----- Provided records -----

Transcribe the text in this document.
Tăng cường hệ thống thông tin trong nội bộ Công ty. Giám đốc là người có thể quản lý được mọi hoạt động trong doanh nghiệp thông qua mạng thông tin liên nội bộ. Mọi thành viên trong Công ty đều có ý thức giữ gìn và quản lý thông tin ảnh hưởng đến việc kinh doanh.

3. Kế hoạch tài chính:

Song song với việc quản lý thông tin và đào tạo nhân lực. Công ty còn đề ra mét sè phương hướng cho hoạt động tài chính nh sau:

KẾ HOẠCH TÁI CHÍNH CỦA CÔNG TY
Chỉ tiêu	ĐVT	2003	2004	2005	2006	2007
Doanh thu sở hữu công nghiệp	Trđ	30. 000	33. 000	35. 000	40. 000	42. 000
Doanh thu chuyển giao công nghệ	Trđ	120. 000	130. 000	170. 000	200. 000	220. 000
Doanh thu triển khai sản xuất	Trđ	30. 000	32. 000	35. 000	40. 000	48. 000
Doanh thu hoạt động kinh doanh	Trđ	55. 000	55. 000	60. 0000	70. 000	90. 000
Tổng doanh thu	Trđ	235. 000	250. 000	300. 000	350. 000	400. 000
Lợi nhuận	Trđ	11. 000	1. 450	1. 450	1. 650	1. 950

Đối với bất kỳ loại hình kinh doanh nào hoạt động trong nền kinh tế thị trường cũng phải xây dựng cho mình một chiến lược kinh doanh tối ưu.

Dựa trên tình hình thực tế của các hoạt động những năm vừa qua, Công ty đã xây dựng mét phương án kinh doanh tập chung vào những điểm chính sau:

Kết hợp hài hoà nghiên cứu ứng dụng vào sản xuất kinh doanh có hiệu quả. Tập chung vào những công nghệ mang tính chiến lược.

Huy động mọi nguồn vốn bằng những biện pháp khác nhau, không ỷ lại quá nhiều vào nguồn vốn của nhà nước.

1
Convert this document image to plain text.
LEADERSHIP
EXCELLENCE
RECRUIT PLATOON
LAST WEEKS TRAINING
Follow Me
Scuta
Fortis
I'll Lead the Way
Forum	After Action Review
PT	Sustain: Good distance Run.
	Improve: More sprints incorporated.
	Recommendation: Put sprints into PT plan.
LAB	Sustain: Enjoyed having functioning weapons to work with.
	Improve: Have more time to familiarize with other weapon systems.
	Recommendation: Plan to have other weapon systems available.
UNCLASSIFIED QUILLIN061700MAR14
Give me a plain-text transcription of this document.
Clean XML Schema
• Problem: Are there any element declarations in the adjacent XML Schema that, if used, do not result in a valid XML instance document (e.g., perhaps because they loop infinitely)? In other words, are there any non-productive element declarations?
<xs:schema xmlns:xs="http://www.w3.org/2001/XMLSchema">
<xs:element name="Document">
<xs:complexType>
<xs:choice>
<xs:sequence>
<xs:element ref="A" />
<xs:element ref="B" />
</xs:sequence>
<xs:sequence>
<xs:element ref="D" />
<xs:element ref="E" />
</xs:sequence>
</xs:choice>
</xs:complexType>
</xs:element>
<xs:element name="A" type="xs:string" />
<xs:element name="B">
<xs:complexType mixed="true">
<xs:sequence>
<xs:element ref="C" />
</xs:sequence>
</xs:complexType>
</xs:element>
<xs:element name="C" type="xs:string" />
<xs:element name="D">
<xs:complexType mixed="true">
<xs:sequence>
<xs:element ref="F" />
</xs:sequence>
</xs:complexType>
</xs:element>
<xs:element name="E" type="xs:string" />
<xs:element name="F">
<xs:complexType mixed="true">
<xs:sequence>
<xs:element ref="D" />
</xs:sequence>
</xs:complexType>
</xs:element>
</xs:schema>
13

-----

» Written request: Emit the records above again, exactly, with no line skipped.

» Output:
Transcribe the text in this document.
Tăng cường hệ thống thông tin trong nội bộ Công ty. Giám đốc là người có thể quản lý được mọi hoạt động trong doanh nghiệp thông qua mạng thông tin liên nội bộ. Mọi thành viên trong Công ty đều có ý thức giữ gìn và quản lý thông tin ảnh hưởng đến việc kinh doanh.

3. Kế hoạch tài chính:

Song song với việc quản lý thông tin và đào tạo nhân lực. Công ty còn đề ra mét sè phương hướng cho hoạt động tài chính nh sau:

KẾ HOẠCH TÁI CHÍNH CỦA CÔNG TY
Chỉ tiêu	ĐVT	2003	2004	2005	2006	2007
Doanh thu sở hữu công nghiệp	Trđ	30. 000	33. 000	35. 000	40. 000	42. 000
Doanh thu chuyển giao công nghệ	Trđ	120. 000	130. 000	170. 000	200. 000	220. 000
Doanh thu triển khai sản xuất	Trđ	30. 000	32. 000	35. 000	40. 000	48. 000
Doanh thu hoạt động kinh doanh	Trđ	55. 000	55. 000	60. 0000	70. 000	90. 000
Tổng doanh thu	Trđ	235. 000	250. 000	300. 000	350. 000	400. 000
Lợi nhuận	Trđ	11. 000	1. 450	1. 450	1. 650	1. 950

Đối với bất kỳ loại hình kinh doanh nào hoạt động trong nền kinh tế thị trường cũng phải xây dựng cho mình một chiến lược kinh doanh tối ưu.

Dựa trên tình hình thực tế của các hoạt động những năm vừa qua, Công ty đã xây dựng mét phương án kinh doanh tập chung vào những điểm chính sau:

Kết hợp hài hoà nghiên cứu ứng dụng vào sản xuất kinh doanh có hiệu quả. Tập chung vào những công nghệ mang tính chiến lược.

Huy động mọi nguồn vốn bằng những biện pháp khác nhau, không ỷ lại quá nhiều vào nguồn vốn của nhà nước.

1
Convert this document image to plain text.
LEADERSHIP
EXCELLENCE
RECRUIT PLATOON
LAST WEEKS TRAINING
Follow Me
Scuta
Fortis
I'll Lead the Way
Forum	After Action Review
PT	Sustain: Good distance Run.
	Improve: More sprints incorporated.
	Recommendation: Put sprints into PT plan.
LAB	Sustain: Enjoyed having functioning weapons to work with.
	Improve: Have more time to familiarize with other weapon systems.
	Recommendation: Plan to have other weapon systems available.
UNCLASSIFIED QUILLIN061700MAR14
Give me a plain-text transcription of this document.
Clean XML Schema
• Problem: Are there any element declarations in the adjacent XML Schema that, if used, do not result in a valid XML instance document (e.g., perhaps because they loop infinitely)? In other words, are there any non-productive element declarations?
<xs:schema xmlns:xs="http://www.w3.org/2001/XMLSchema">
<xs:element name="Document">
<xs:complexType>
<xs:choice>
<xs:sequence>
<xs:element ref="A" />
<xs:element ref="B" />
</xs:sequence>
<xs:sequence>
<xs:element ref="D" />
<xs:element ref="E" />
</xs:sequence>
</xs:choice>
</xs:complexType>
</xs:element>
<xs:element name="A" type="xs:string" />
<xs:element name="B">
<xs:complexType mixed="true">
<xs:sequence>
<xs:element ref="C" />
</xs:sequence>
</xs:complexType>
</xs:element>
<xs:element name="C" type="xs:string" />
<xs:element name="D">
<xs:complexType mixed="true">
<xs:sequence>
<xs:element ref="F" />
</xs:sequence>
</xs:complexType>
</xs:element>
<xs:element name="E" type="xs:string" />
<xs:element name="F">
<xs:complexType mixed="true">
<xs:sequence>
<xs:element ref="D" />
</xs:sequence>
</xs:complexType>
</xs:element>
</xs:schema>
13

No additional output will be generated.